### EXERCISE DESCRIPTION
Repeat each entry word for word. Leave any images out of the copy.

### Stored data
········

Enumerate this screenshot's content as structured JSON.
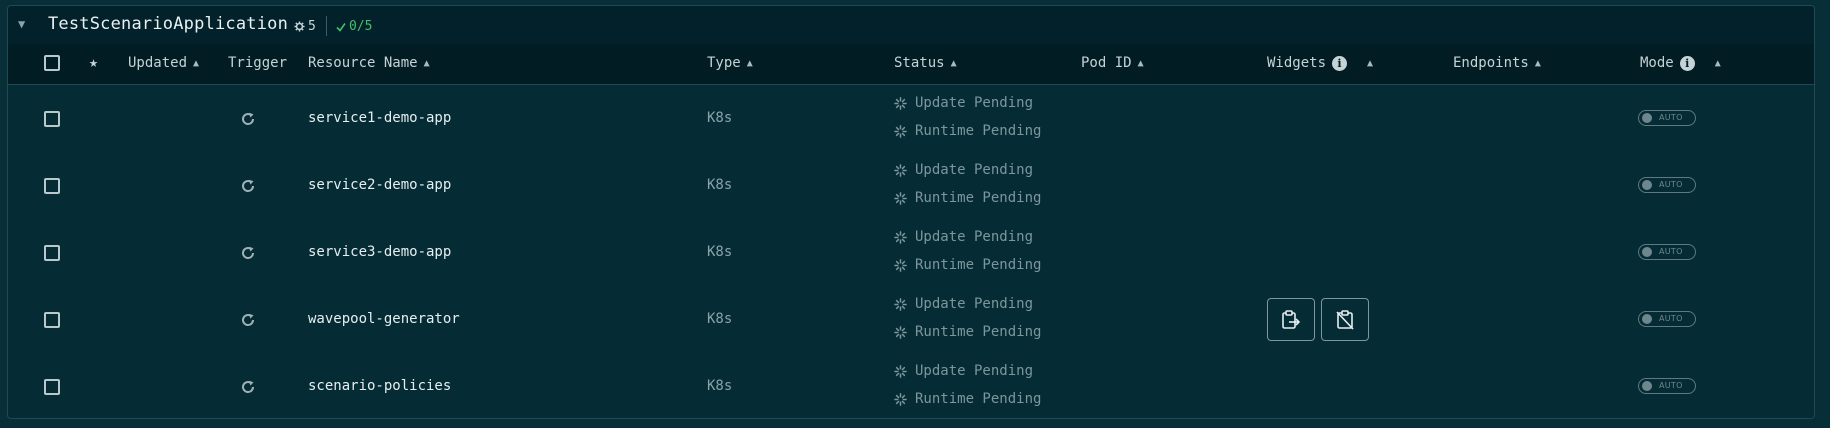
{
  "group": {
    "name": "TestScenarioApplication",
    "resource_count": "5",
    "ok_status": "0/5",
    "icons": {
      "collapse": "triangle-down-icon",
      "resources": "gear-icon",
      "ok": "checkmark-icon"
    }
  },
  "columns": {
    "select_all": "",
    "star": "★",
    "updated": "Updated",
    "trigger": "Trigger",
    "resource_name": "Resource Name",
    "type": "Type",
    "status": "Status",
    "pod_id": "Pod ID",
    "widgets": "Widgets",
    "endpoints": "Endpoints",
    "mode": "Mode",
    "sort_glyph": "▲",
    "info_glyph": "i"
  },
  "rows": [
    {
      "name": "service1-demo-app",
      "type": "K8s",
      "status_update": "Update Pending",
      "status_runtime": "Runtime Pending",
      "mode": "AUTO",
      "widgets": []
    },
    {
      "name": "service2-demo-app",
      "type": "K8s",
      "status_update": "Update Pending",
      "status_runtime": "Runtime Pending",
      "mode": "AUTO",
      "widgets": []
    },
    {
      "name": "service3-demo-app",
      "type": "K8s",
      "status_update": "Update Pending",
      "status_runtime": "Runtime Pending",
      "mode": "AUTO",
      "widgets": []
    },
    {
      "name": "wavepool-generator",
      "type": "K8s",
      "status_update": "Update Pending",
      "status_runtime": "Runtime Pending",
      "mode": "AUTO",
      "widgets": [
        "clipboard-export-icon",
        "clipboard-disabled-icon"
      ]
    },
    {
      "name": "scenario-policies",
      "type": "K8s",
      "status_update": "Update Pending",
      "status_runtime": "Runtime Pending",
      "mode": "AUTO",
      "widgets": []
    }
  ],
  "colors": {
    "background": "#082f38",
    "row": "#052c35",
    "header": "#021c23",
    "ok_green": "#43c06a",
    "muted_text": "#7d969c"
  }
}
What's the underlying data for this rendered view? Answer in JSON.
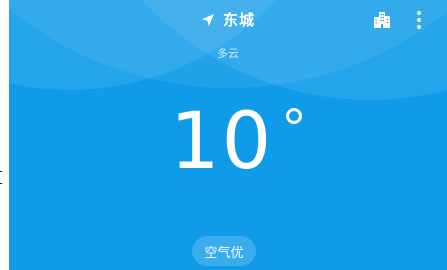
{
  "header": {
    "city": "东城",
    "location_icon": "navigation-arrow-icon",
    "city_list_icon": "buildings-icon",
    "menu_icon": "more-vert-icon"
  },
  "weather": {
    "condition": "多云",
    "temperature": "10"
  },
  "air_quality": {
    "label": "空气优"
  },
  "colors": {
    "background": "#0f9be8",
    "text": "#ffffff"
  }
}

········

### ANSWER FOR THE TASK
Enumerate this screenshot's content as structured JSON.
{
  "group": {
    "name": "TestScenarioApplication",
    "resource_count": "5",
    "ok_status": "0/5",
    "icons": {
      "collapse": "triangle-down-icon",
      "resources": "gear-icon",
      "ok": "checkmark-icon"
    }
  },
  "columns": {
    "select_all": "",
    "star": "★",
    "updated": "Updated",
    "trigger": "Trigger",
    "resource_name": "Resource Name",
    "type": "Type",
    "status": "Status",
    "pod_id": "Pod ID",
    "widgets": "Widgets",
    "endpoints": "Endpoints",
    "mode": "Mode",
    "sort_glyph": "▲",
    "info_glyph": "i"
  },
  "rows": [
    {
      "name": "service1-demo-app",
      "type": "K8s",
      "status_update": "Update Pending",
      "status_runtime": "Runtime Pending",
      "mode": "AUTO",
      "widgets": []
    },
    {
      "name": "service2-demo-app",
      "type": "K8s",
      "status_update": "Update Pending",
      "status_runtime": "Runtime Pending",
      "mode": "AUTO",
      "widgets": []
    },
    {
      "name": "service3-demo-app",
      "type": "K8s",
      "status_update": "Update Pending",
      "status_runtime": "Runtime Pending",
      "mode": "AUTO",
      "widgets": []
    },
    {
      "name": "wavepool-generator",
      "type": "K8s",
      "status_update": "Update Pending",
      "status_runtime": "Runtime Pending",
      "mode": "AUTO",
      "widgets": [
        "clipboard-export-icon",
        "clipboard-disabled-icon"
      ]
    },
    {
      "name": "scenario-policies",
      "type": "K8s",
      "status_update": "Update Pending",
      "status_runtime": "Runtime Pending",
      "mode": "AUTO",
      "widgets": []
    }
  ],
  "colors": {
    "background": "#082f38",
    "row": "#052c35",
    "header": "#021c23",
    "ok_green": "#43c06a",
    "muted_text": "#7d969c"
  }
}
What's the underlying data for this rendered view? Answer in JSON.
{
  "header": {
    "city": "东城",
    "location_icon": "navigation-arrow-icon",
    "city_list_icon": "buildings-icon",
    "menu_icon": "more-vert-icon"
  },
  "weather": {
    "condition": "多云",
    "temperature": "10"
  },
  "air_quality": {
    "label": "空气优"
  },
  "colors": {
    "background": "#0f9be8",
    "text": "#ffffff"
  }
}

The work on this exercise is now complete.